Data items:
- - -

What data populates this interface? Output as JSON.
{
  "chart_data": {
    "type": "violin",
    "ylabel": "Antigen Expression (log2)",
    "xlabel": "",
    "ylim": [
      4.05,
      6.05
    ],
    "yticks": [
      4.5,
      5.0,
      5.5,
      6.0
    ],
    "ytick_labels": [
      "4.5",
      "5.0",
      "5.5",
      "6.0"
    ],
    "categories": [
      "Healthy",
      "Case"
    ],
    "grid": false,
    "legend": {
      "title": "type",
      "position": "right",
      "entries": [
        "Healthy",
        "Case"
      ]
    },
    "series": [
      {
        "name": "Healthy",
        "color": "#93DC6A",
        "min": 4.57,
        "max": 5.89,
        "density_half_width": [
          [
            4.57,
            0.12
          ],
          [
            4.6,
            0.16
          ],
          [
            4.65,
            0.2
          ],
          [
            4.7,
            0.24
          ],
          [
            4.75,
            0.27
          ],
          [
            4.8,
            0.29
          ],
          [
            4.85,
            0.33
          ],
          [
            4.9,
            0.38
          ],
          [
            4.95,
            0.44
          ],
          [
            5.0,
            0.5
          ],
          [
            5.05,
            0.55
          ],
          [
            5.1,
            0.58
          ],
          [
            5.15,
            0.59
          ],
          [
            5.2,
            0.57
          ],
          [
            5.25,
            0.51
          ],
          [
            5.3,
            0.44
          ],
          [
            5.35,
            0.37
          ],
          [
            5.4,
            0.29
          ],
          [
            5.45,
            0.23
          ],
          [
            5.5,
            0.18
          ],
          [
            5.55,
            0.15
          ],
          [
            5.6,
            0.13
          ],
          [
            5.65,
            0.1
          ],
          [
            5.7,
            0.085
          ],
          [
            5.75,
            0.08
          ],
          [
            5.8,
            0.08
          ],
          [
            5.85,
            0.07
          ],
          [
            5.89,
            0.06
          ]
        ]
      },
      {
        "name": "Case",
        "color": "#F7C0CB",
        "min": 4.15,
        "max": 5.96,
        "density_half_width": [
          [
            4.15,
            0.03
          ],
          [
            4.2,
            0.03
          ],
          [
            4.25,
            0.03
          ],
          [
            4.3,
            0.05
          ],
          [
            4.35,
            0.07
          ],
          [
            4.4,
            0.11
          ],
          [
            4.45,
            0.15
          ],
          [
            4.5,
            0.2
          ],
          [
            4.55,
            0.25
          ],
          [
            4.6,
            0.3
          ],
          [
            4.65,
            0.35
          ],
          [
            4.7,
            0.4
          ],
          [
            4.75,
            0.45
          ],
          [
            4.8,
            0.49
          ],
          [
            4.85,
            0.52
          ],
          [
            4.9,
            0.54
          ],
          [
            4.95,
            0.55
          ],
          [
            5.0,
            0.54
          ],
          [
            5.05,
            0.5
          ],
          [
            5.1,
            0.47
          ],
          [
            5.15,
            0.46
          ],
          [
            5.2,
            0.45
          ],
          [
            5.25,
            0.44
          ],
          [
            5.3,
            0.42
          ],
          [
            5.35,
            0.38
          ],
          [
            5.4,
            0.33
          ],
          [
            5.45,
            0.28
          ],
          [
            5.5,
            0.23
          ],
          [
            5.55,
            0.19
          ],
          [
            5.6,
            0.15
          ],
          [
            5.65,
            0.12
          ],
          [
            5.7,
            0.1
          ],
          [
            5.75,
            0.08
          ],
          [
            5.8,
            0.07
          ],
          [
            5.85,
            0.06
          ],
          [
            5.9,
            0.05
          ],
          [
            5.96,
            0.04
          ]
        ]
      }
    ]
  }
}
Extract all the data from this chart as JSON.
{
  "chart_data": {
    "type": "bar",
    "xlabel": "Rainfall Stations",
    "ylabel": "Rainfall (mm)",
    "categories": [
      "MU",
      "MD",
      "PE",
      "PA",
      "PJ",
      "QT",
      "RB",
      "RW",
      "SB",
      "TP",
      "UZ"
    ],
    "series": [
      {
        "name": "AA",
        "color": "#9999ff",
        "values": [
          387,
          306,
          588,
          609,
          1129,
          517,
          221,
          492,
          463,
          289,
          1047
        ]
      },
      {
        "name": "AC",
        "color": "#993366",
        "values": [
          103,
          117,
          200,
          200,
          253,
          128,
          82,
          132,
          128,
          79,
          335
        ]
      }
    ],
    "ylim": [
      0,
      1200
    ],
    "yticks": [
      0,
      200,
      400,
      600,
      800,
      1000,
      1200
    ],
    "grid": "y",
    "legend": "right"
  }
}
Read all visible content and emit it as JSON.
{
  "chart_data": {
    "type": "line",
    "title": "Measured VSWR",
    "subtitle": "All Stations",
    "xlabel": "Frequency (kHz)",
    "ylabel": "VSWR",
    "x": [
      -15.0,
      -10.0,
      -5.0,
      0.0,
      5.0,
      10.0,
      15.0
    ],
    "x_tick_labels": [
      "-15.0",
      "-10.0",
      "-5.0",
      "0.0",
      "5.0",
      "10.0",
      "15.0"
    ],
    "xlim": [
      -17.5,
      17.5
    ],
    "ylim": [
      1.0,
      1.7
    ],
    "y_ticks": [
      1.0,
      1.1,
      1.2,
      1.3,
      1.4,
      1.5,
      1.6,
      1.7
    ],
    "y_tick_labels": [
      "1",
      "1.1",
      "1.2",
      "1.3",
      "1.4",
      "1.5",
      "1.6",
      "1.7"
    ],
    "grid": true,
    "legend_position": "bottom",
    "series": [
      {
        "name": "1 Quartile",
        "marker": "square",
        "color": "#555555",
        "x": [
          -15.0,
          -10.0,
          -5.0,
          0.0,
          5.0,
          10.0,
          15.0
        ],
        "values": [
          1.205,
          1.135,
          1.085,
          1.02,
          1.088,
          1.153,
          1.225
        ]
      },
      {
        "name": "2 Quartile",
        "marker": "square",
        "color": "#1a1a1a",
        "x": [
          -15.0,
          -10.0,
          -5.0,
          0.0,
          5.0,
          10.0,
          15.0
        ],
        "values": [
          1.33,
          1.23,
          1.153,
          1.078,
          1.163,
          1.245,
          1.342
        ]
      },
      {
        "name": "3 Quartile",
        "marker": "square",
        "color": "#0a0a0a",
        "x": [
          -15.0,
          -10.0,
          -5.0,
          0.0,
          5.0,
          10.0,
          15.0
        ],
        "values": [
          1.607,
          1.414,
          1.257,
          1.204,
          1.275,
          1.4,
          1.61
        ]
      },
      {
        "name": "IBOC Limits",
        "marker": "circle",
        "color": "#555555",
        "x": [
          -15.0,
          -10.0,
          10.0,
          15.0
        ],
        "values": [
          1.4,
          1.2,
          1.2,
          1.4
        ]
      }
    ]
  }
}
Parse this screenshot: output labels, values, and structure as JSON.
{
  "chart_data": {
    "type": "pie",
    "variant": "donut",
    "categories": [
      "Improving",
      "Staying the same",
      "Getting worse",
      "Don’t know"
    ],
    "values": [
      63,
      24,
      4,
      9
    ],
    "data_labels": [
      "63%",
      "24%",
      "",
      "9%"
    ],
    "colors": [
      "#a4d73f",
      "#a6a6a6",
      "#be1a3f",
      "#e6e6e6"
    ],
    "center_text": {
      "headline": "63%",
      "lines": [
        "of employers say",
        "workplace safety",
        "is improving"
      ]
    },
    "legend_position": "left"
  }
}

- - -

Stated exercise. Pull out every line in the data above that has the word "Quartile".

Output of the exercise.
        "name": "1 Quartile",
        "name": "2 Quartile",
        "name": "3 Quartile",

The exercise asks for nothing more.